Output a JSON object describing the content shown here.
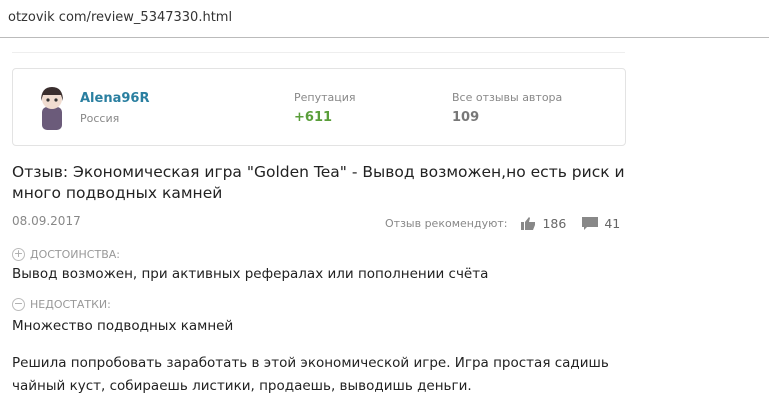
{
  "url": "otzovik com/review_5347330.html",
  "author": {
    "name": "Alena96R",
    "country": "Россия",
    "reputation_label": "Репутация",
    "reputation": "+611",
    "reviews_label": "Все отзывы автора",
    "reviews": "109"
  },
  "review": {
    "title": "Отзыв: Экономическая игра \"Golden Tea\" - Вывод возможен,но есть риск и много подводных камней",
    "date": "08.09.2017",
    "recommend_label": "Отзыв рекомендуют:",
    "likes": "186",
    "comments": "41",
    "pros_label": "ДОСТОИНСТВА:",
    "pros": "Вывод возможен, при активных рефералах или пополнении счёта",
    "cons_label": "НЕДОСТАТКИ:",
    "cons": "Множество подводных камней",
    "body": "Решила попробовать заработать в этой экономической игре. Игра простая садишь чайный куст, собираешь листики, продаешь, выводишь деньги."
  },
  "colors": {
    "link": "#2a7fa0",
    "positive": "#5a9e3a"
  }
}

**Goal:** Pictures are to be left out; repeat all the remaining data exactly.

**In response:**
Output a JSON object describing the content shown here.
{
  "url": "otzovik com/review_5347330.html",
  "author": {
    "name": "Alena96R",
    "country": "Россия",
    "reputation_label": "Репутация",
    "reputation": "+611",
    "reviews_label": "Все отзывы автора",
    "reviews": "109"
  },
  "review": {
    "title": "Отзыв: Экономическая игра \"Golden Tea\" - Вывод возможен,но есть риск и много подводных камней",
    "date": "08.09.2017",
    "recommend_label": "Отзыв рекомендуют:",
    "likes": "186",
    "comments": "41",
    "pros_label": "ДОСТОИНСТВА:",
    "pros": "Вывод возможен, при активных рефералах или пополнении счёта",
    "cons_label": "НЕДОСТАТКИ:",
    "cons": "Множество подводных камней",
    "body": "Решила попробовать заработать в этой экономической игре. Игра простая садишь чайный куст, собираешь листики, продаешь, выводишь деньги."
  },
  "colors": {
    "link": "#2a7fa0",
    "positive": "#5a9e3a"
  }
}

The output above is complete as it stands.